Stored items from a collection:
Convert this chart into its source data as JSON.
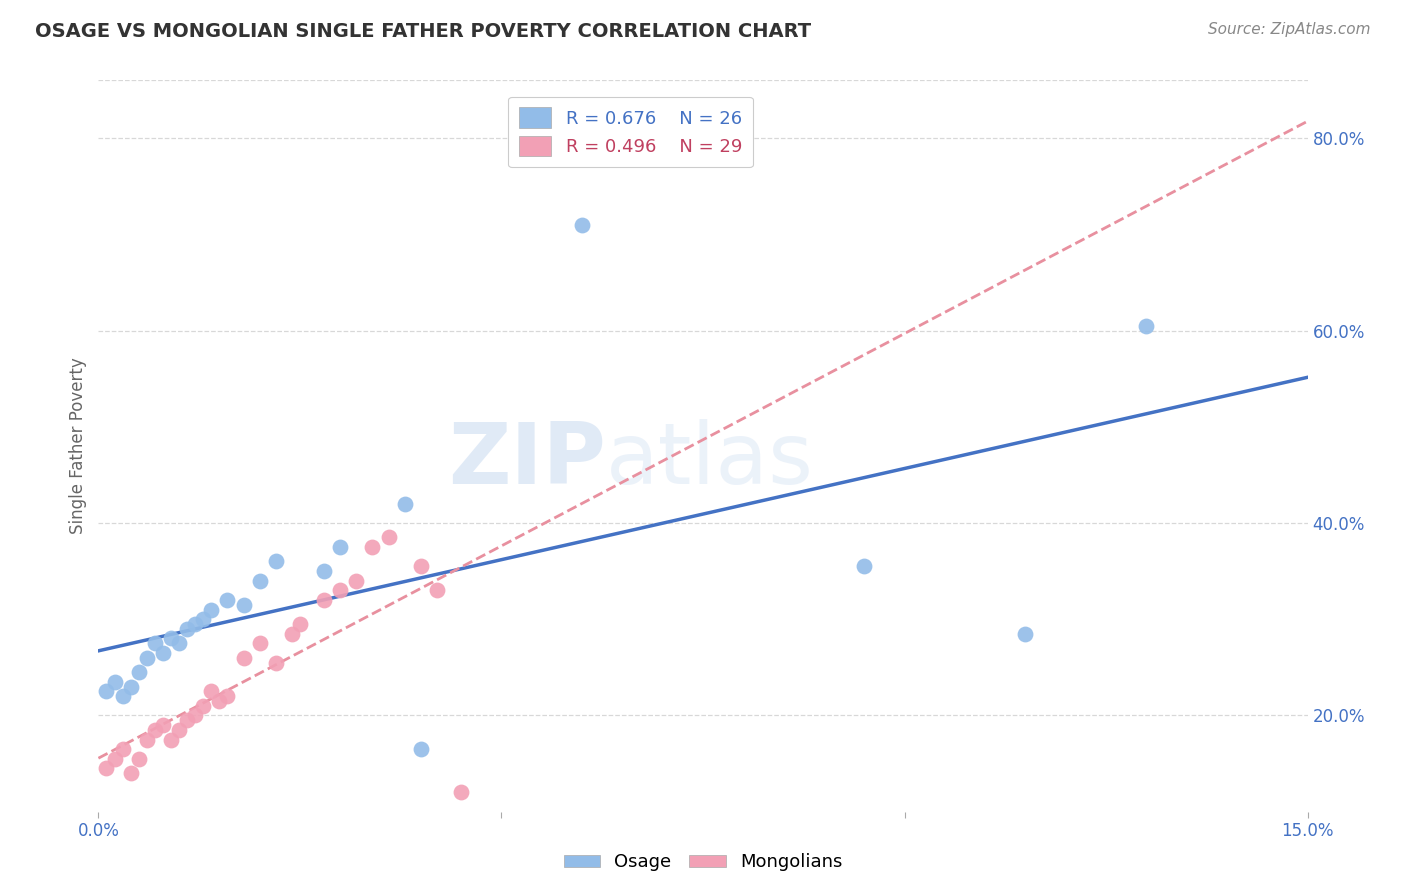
{
  "title": "OSAGE VS MONGOLIAN SINGLE FATHER POVERTY CORRELATION CHART",
  "source": "Source: ZipAtlas.com",
  "ylabel": "Single Father Poverty",
  "xlim": [
    0.0,
    0.15
  ],
  "ylim": [
    0.1,
    0.86
  ],
  "x_tick_positions": [
    0.0,
    0.05,
    0.1,
    0.15
  ],
  "x_tick_labels": [
    "0.0%",
    "",
    "",
    "15.0%"
  ],
  "y_ticks_right": [
    0.2,
    0.4,
    0.6,
    0.8
  ],
  "y_tick_labels_right": [
    "20.0%",
    "40.0%",
    "60.0%",
    "80.0%"
  ],
  "osage_color": "#92bce8",
  "mongolian_color": "#f2a0b5",
  "osage_line_color": "#4472c4",
  "mongolian_line_color": "#e8909f",
  "legend_osage_r": "R = 0.676",
  "legend_osage_n": "N = 26",
  "legend_mongolian_r": "R = 0.496",
  "legend_mongolian_n": "N = 29",
  "watermark_text": "ZIPatlas",
  "osage_x": [
    0.001,
    0.002,
    0.003,
    0.004,
    0.005,
    0.006,
    0.007,
    0.008,
    0.009,
    0.01,
    0.011,
    0.012,
    0.013,
    0.014,
    0.016,
    0.018,
    0.02,
    0.022,
    0.028,
    0.03,
    0.038,
    0.04,
    0.06,
    0.095,
    0.115,
    0.13
  ],
  "osage_y": [
    0.225,
    0.235,
    0.22,
    0.23,
    0.245,
    0.26,
    0.275,
    0.265,
    0.28,
    0.275,
    0.29,
    0.295,
    0.3,
    0.31,
    0.32,
    0.315,
    0.34,
    0.36,
    0.35,
    0.375,
    0.42,
    0.165,
    0.71,
    0.355,
    0.285,
    0.605
  ],
  "mongolian_x": [
    0.001,
    0.002,
    0.003,
    0.004,
    0.005,
    0.006,
    0.007,
    0.008,
    0.009,
    0.01,
    0.011,
    0.012,
    0.013,
    0.014,
    0.015,
    0.016,
    0.018,
    0.02,
    0.022,
    0.024,
    0.025,
    0.028,
    0.03,
    0.032,
    0.034,
    0.036,
    0.04,
    0.042,
    0.045
  ],
  "mongolian_y": [
    0.145,
    0.155,
    0.165,
    0.14,
    0.155,
    0.175,
    0.185,
    0.19,
    0.175,
    0.185,
    0.195,
    0.2,
    0.21,
    0.225,
    0.215,
    0.22,
    0.26,
    0.275,
    0.255,
    0.285,
    0.295,
    0.32,
    0.33,
    0.34,
    0.375,
    0.385,
    0.355,
    0.33,
    0.12
  ],
  "grid_color": "#d8d8d8",
  "grid_linestyle": "--",
  "background_color": "#ffffff",
  "title_fontsize": 14,
  "tick_fontsize": 12,
  "ylabel_fontsize": 12,
  "legend_fontsize": 13,
  "source_fontsize": 11
}
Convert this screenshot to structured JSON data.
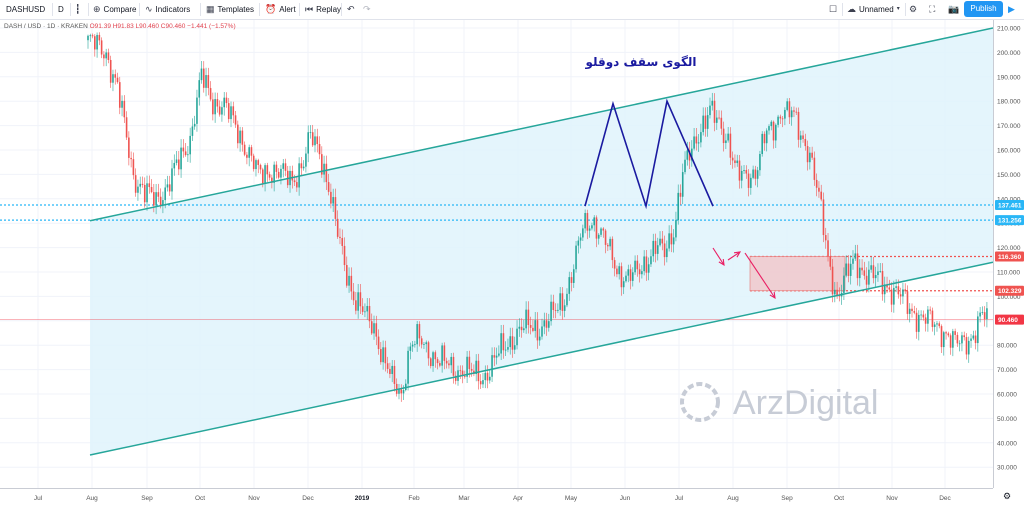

Instructions to follow: Copy the data word for word. Pictures do not go in the copy.

Written reply:
Convert this chart into its source data as JSON.
{
  "title": "OSAGE VS MONGOLIAN SINGLE FATHER POVERTY CORRELATION CHART",
  "source": "Source: ZipAtlas.com",
  "ylabel": "Single Father Poverty",
  "xlim": [
    0.0,
    0.15
  ],
  "ylim": [
    0.1,
    0.86
  ],
  "x_tick_positions": [
    0.0,
    0.05,
    0.1,
    0.15
  ],
  "x_tick_labels": [
    "0.0%",
    "",
    "",
    "15.0%"
  ],
  "y_ticks_right": [
    0.2,
    0.4,
    0.6,
    0.8
  ],
  "y_tick_labels_right": [
    "20.0%",
    "40.0%",
    "60.0%",
    "80.0%"
  ],
  "osage_color": "#92bce8",
  "mongolian_color": "#f2a0b5",
  "osage_line_color": "#4472c4",
  "mongolian_line_color": "#e8909f",
  "legend_osage_r": "R = 0.676",
  "legend_osage_n": "N = 26",
  "legend_mongolian_r": "R = 0.496",
  "legend_mongolian_n": "N = 29",
  "watermark_text": "ZIPatlas",
  "osage_x": [
    0.001,
    0.002,
    0.003,
    0.004,
    0.005,
    0.006,
    0.007,
    0.008,
    0.009,
    0.01,
    0.011,
    0.012,
    0.013,
    0.014,
    0.016,
    0.018,
    0.02,
    0.022,
    0.028,
    0.03,
    0.038,
    0.04,
    0.06,
    0.095,
    0.115,
    0.13
  ],
  "osage_y": [
    0.225,
    0.235,
    0.22,
    0.23,
    0.245,
    0.26,
    0.275,
    0.265,
    0.28,
    0.275,
    0.29,
    0.295,
    0.3,
    0.31,
    0.32,
    0.315,
    0.34,
    0.36,
    0.35,
    0.375,
    0.42,
    0.165,
    0.71,
    0.355,
    0.285,
    0.605
  ],
  "mongolian_x": [
    0.001,
    0.002,
    0.003,
    0.004,
    0.005,
    0.006,
    0.007,
    0.008,
    0.009,
    0.01,
    0.011,
    0.012,
    0.013,
    0.014,
    0.015,
    0.016,
    0.018,
    0.02,
    0.022,
    0.024,
    0.025,
    0.028,
    0.03,
    0.032,
    0.034,
    0.036,
    0.04,
    0.042,
    0.045
  ],
  "mongolian_y": [
    0.145,
    0.155,
    0.165,
    0.14,
    0.155,
    0.175,
    0.185,
    0.19,
    0.175,
    0.185,
    0.195,
    0.2,
    0.21,
    0.225,
    0.215,
    0.22,
    0.26,
    0.275,
    0.255,
    0.285,
    0.295,
    0.32,
    0.33,
    0.34,
    0.375,
    0.385,
    0.355,
    0.33,
    0.12
  ],
  "grid_color": "#d8d8d8",
  "grid_linestyle": "--",
  "background_color": "#ffffff",
  "title_fontsize": 14,
  "tick_fontsize": 12,
  "ylabel_fontsize": 12,
  "legend_fontsize": 13,
  "source_fontsize": 11
}
Convert this screenshot to structured JSON data.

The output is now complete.